**Problem to solve:**
What follows is a set of entries. Repeat them exactly, but not their pictures.

** Start of Recorded information **

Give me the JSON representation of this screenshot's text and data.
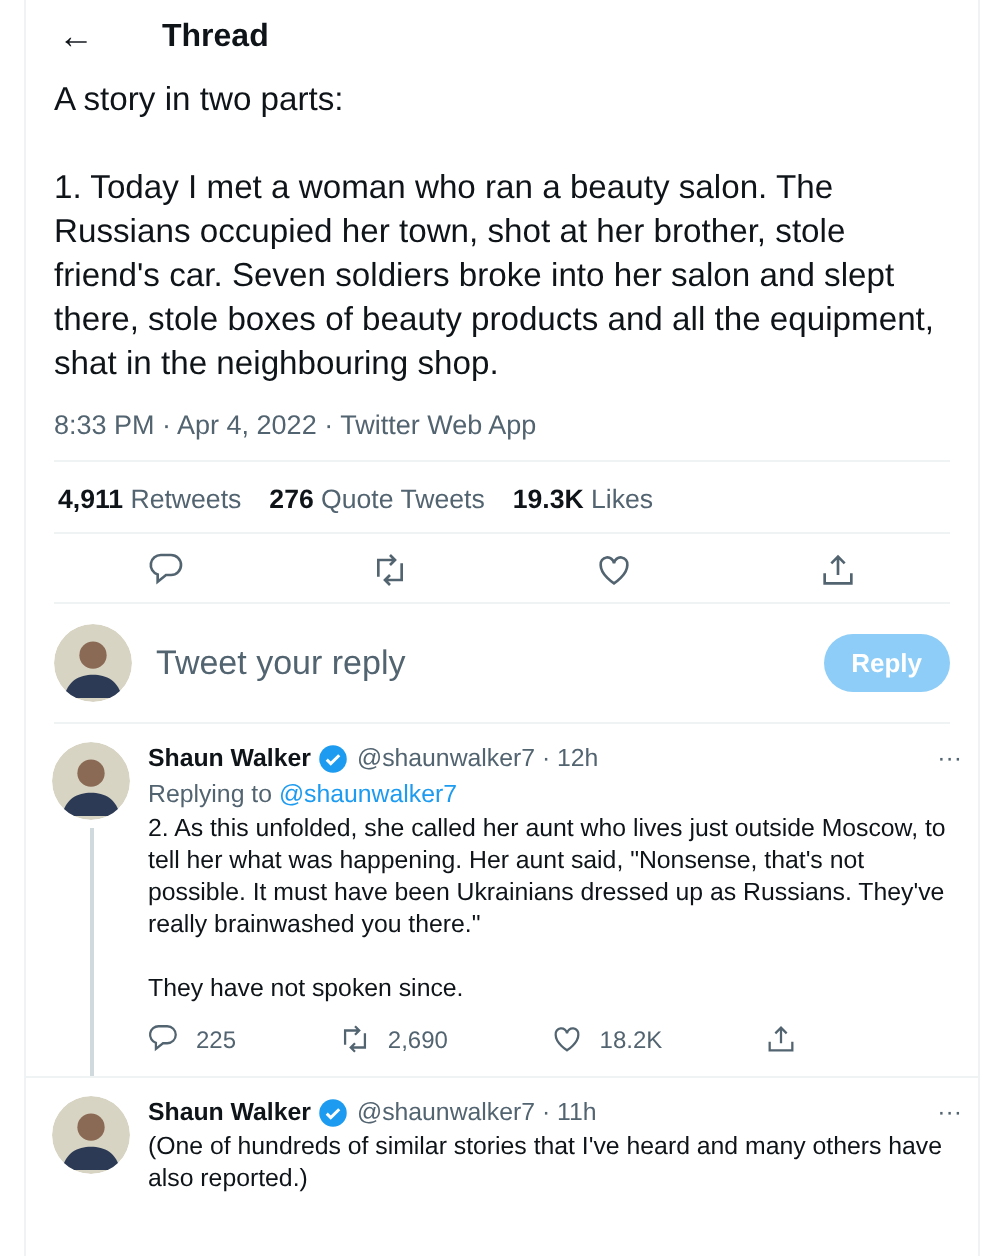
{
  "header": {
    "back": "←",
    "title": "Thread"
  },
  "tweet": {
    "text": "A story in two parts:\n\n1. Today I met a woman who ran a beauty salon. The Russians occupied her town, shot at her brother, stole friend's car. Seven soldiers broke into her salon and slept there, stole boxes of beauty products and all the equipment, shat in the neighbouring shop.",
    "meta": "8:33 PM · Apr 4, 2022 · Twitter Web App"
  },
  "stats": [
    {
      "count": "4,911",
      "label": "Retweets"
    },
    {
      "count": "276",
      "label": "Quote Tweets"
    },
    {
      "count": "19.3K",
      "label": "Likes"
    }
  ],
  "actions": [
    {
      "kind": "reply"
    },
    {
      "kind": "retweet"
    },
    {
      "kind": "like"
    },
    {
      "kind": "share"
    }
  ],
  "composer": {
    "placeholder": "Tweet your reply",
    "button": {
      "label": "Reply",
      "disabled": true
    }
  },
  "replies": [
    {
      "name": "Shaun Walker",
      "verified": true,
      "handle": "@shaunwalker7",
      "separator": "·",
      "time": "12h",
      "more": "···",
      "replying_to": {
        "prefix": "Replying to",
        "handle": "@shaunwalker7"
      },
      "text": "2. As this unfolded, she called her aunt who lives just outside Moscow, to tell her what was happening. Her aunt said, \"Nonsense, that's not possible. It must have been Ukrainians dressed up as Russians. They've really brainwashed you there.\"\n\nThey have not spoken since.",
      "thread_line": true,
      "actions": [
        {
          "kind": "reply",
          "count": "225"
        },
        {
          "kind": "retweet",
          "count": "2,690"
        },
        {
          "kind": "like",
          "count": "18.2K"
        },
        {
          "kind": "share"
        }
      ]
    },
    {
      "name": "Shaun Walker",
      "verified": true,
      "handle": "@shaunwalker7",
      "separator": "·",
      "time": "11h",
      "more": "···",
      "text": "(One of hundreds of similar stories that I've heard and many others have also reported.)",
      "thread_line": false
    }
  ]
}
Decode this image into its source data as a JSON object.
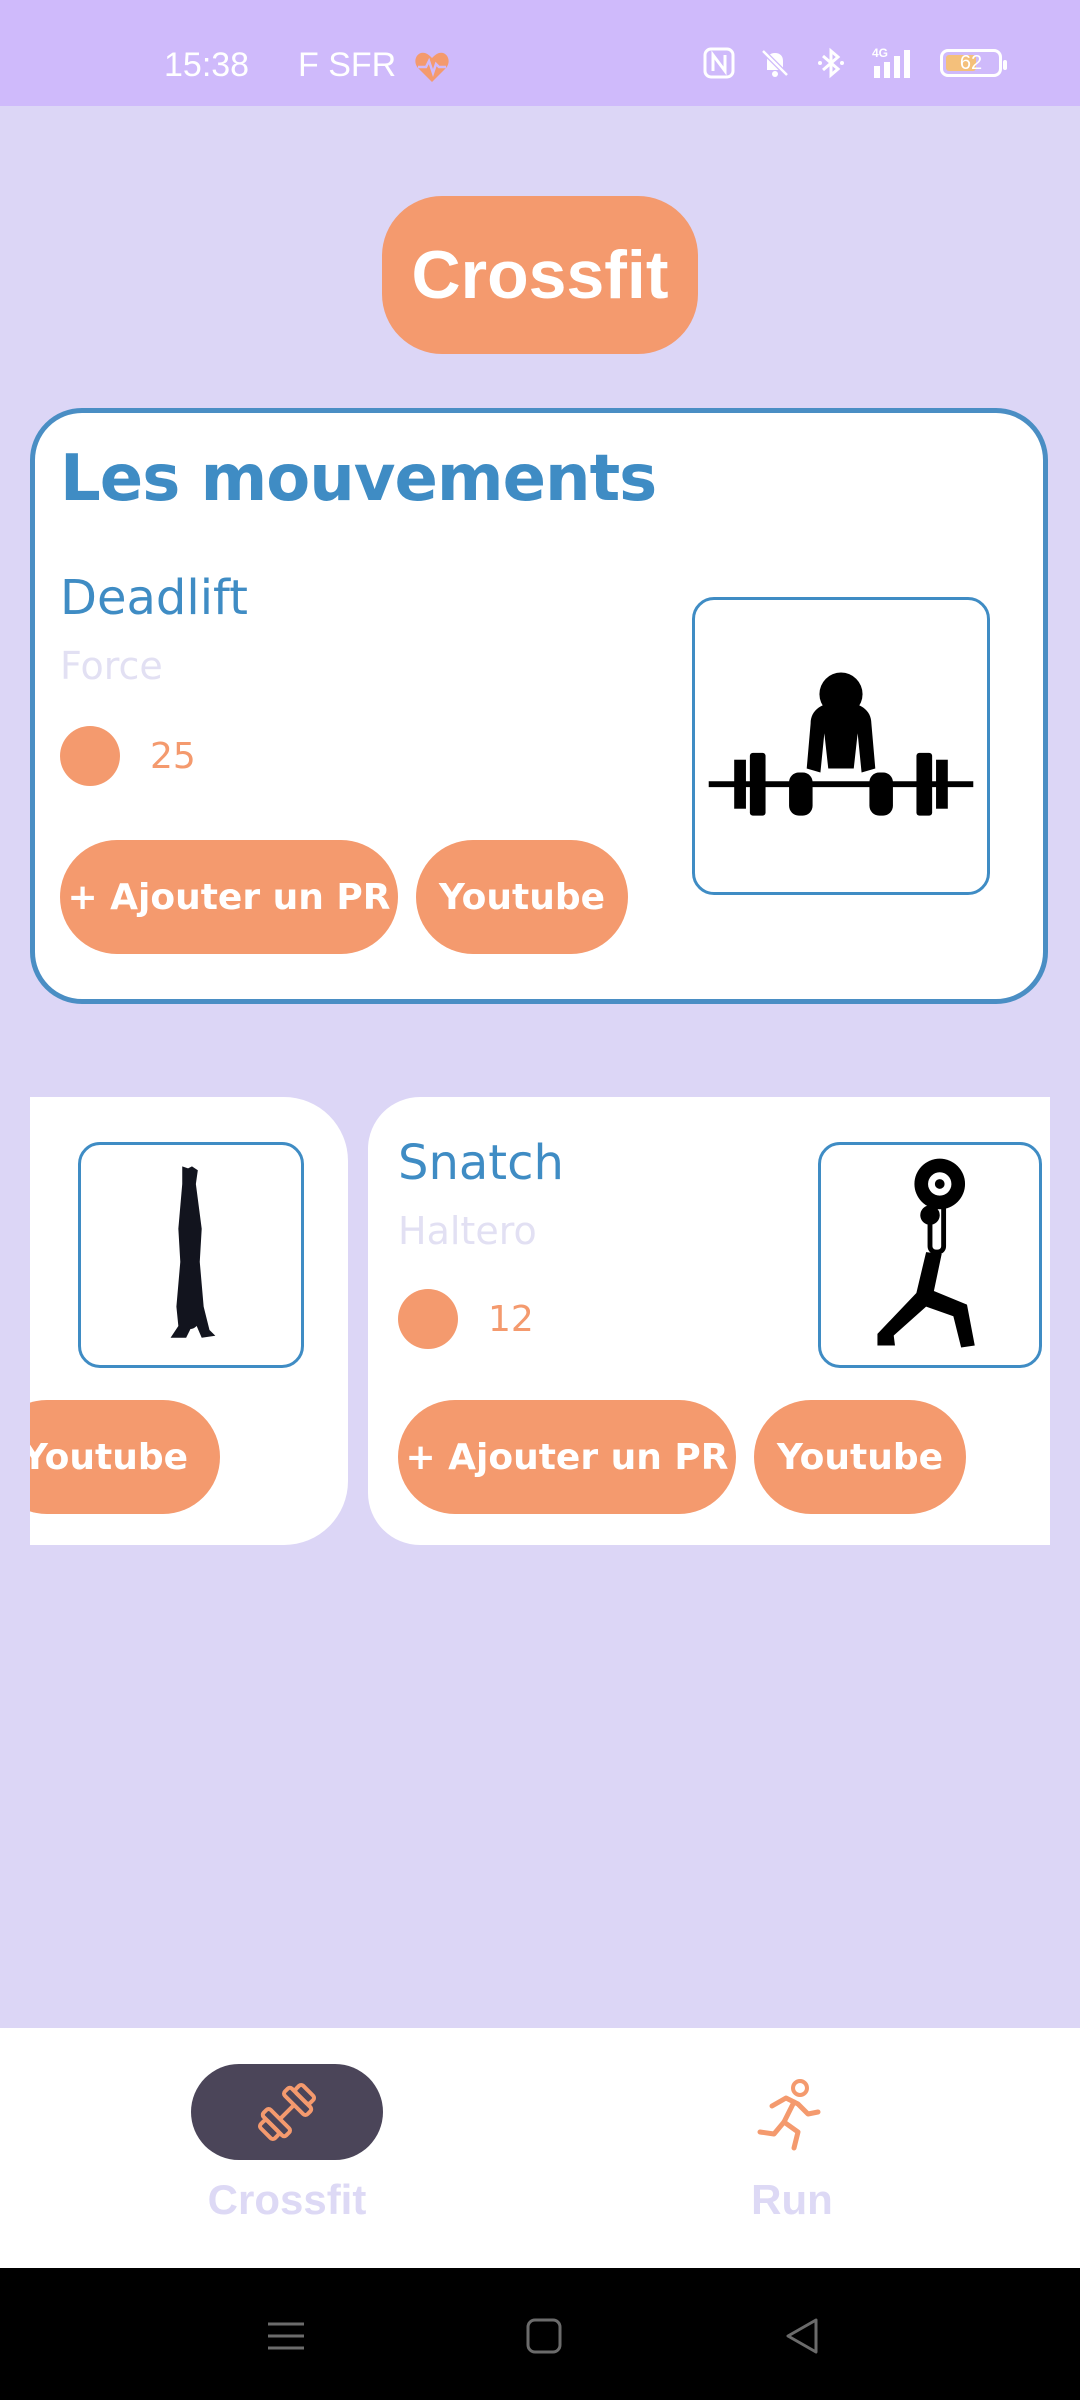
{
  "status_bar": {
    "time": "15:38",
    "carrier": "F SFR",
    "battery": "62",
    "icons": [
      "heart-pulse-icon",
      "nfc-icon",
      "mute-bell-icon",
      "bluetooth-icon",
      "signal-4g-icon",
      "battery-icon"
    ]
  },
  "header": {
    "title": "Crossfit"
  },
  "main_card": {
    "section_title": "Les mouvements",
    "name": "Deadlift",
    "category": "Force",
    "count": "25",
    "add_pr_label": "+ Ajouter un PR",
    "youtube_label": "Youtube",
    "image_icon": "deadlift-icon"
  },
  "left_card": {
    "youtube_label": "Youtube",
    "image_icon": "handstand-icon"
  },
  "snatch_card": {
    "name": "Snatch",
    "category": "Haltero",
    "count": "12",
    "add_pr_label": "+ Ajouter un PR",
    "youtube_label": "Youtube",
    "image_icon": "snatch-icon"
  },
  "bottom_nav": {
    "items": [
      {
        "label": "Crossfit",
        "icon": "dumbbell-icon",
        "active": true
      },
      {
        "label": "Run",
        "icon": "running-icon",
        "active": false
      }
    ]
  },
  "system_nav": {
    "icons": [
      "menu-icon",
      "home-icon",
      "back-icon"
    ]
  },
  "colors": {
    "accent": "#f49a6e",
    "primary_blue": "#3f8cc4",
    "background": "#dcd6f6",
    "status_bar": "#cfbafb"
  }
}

** End of Recorded information **

**Exercise result:**
Give me the JSON representation of this screenshot's text and data.
{
  "header": {
    "back": "←",
    "title": "Thread"
  },
  "tweet": {
    "text": "A story in two parts:\n\n1. Today I met a woman who ran a beauty salon. The Russians occupied her town, shot at her brother, stole friend's car. Seven soldiers broke into her salon and slept there, stole boxes of beauty products and all the equipment, shat in the neighbouring shop.",
    "meta": "8:33 PM · Apr 4, 2022 · Twitter Web App"
  },
  "stats": [
    {
      "count": "4,911",
      "label": "Retweets"
    },
    {
      "count": "276",
      "label": "Quote Tweets"
    },
    {
      "count": "19.3K",
      "label": "Likes"
    }
  ],
  "actions": [
    {
      "kind": "reply"
    },
    {
      "kind": "retweet"
    },
    {
      "kind": "like"
    },
    {
      "kind": "share"
    }
  ],
  "composer": {
    "placeholder": "Tweet your reply",
    "button": {
      "label": "Reply",
      "disabled": true
    }
  },
  "replies": [
    {
      "name": "Shaun Walker",
      "verified": true,
      "handle": "@shaunwalker7",
      "separator": "·",
      "time": "12h",
      "more": "···",
      "replying_to": {
        "prefix": "Replying to",
        "handle": "@shaunwalker7"
      },
      "text": "2. As this unfolded, she called her aunt who lives just outside Moscow, to tell her what was happening. Her aunt said, \"Nonsense, that's not possible. It must have been Ukrainians dressed up as Russians. They've really brainwashed you there.\"\n\nThey have not spoken since.",
      "thread_line": true,
      "actions": [
        {
          "kind": "reply",
          "count": "225"
        },
        {
          "kind": "retweet",
          "count": "2,690"
        },
        {
          "kind": "like",
          "count": "18.2K"
        },
        {
          "kind": "share"
        }
      ]
    },
    {
      "name": "Shaun Walker",
      "verified": true,
      "handle": "@shaunwalker7",
      "separator": "·",
      "time": "11h",
      "more": "···",
      "text": "(One of hundreds of similar stories that I've heard and many others have also reported.)",
      "thread_line": false
    }
  ]
}
Decode this image into its source data as a JSON object.
{
  "status_bar": {
    "time": "15:38",
    "carrier": "F SFR",
    "battery": "62",
    "icons": [
      "heart-pulse-icon",
      "nfc-icon",
      "mute-bell-icon",
      "bluetooth-icon",
      "signal-4g-icon",
      "battery-icon"
    ]
  },
  "header": {
    "title": "Crossfit"
  },
  "main_card": {
    "section_title": "Les mouvements",
    "name": "Deadlift",
    "category": "Force",
    "count": "25",
    "add_pr_label": "+ Ajouter un PR",
    "youtube_label": "Youtube",
    "image_icon": "deadlift-icon"
  },
  "left_card": {
    "youtube_label": "Youtube",
    "image_icon": "handstand-icon"
  },
  "snatch_card": {
    "name": "Snatch",
    "category": "Haltero",
    "count": "12",
    "add_pr_label": "+ Ajouter un PR",
    "youtube_label": "Youtube",
    "image_icon": "snatch-icon"
  },
  "bottom_nav": {
    "items": [
      {
        "label": "Crossfit",
        "icon": "dumbbell-icon",
        "active": true
      },
      {
        "label": "Run",
        "icon": "running-icon",
        "active": false
      }
    ]
  },
  "system_nav": {
    "icons": [
      "menu-icon",
      "home-icon",
      "back-icon"
    ]
  },
  "colors": {
    "accent": "#f49a6e",
    "primary_blue": "#3f8cc4",
    "background": "#dcd6f6",
    "status_bar": "#cfbafb"
  }
}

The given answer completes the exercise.